• [Dataset entries]
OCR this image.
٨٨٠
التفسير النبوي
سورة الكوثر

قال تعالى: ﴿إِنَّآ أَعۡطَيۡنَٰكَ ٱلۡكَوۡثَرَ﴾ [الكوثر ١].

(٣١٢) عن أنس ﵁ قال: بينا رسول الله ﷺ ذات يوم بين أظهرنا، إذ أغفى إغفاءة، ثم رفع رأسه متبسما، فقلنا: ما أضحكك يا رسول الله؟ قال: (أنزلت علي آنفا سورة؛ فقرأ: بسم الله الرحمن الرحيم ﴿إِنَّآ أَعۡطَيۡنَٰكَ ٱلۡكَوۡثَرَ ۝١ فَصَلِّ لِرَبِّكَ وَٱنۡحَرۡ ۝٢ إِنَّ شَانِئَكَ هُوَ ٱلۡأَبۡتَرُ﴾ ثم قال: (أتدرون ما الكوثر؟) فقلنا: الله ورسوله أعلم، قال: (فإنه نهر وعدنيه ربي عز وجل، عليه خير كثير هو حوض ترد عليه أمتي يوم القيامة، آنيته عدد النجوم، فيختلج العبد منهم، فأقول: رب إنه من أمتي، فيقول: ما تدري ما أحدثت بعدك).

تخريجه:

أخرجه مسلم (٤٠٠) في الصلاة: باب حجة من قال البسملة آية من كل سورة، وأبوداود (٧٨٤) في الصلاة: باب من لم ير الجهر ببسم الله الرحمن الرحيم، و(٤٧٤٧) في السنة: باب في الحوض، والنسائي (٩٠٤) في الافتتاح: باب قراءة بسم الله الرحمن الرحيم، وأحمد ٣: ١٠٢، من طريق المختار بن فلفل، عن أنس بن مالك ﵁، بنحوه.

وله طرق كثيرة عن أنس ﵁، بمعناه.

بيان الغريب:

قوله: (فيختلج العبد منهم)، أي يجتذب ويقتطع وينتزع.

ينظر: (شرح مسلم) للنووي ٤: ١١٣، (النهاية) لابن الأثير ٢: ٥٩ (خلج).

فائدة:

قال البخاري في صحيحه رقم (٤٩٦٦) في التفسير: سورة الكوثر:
...
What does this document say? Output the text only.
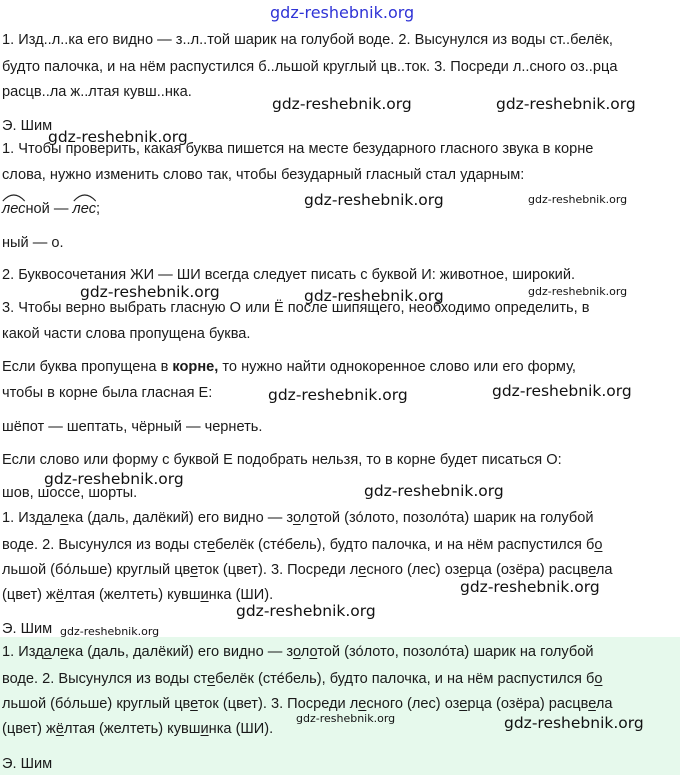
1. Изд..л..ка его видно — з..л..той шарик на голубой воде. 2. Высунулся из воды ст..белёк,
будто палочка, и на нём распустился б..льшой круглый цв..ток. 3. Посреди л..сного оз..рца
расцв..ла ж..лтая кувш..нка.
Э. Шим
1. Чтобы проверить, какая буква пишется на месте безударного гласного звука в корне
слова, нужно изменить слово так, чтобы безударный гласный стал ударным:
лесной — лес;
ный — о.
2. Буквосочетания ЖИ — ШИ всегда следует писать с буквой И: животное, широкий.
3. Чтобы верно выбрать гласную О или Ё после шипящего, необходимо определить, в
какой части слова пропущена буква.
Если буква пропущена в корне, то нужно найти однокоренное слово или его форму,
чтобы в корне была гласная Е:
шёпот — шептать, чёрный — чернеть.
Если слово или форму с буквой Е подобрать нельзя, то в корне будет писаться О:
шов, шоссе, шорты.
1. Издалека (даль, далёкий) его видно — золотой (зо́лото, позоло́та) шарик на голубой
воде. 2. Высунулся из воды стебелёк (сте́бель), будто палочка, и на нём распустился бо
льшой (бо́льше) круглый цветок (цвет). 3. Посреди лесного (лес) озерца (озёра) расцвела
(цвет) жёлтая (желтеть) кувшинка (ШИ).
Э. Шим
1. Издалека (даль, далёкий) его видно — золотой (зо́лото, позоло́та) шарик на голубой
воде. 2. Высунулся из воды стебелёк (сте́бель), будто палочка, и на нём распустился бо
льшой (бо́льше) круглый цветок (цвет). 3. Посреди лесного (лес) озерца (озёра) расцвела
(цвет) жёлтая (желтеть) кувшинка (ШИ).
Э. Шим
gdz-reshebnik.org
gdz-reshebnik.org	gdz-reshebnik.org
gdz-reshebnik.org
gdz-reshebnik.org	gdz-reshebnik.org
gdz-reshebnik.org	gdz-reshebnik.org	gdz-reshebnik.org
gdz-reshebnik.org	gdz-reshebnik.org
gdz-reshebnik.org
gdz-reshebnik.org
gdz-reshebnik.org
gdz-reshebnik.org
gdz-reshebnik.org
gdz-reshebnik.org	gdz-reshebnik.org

• [What the task asks]
Find the lines above holding the word "пропущена" and show them.

• [Solution to this exercise]
какой части слова пропущена буква.
Если буква пропущена в корне, то нужно найти однокоренное слово или его форму,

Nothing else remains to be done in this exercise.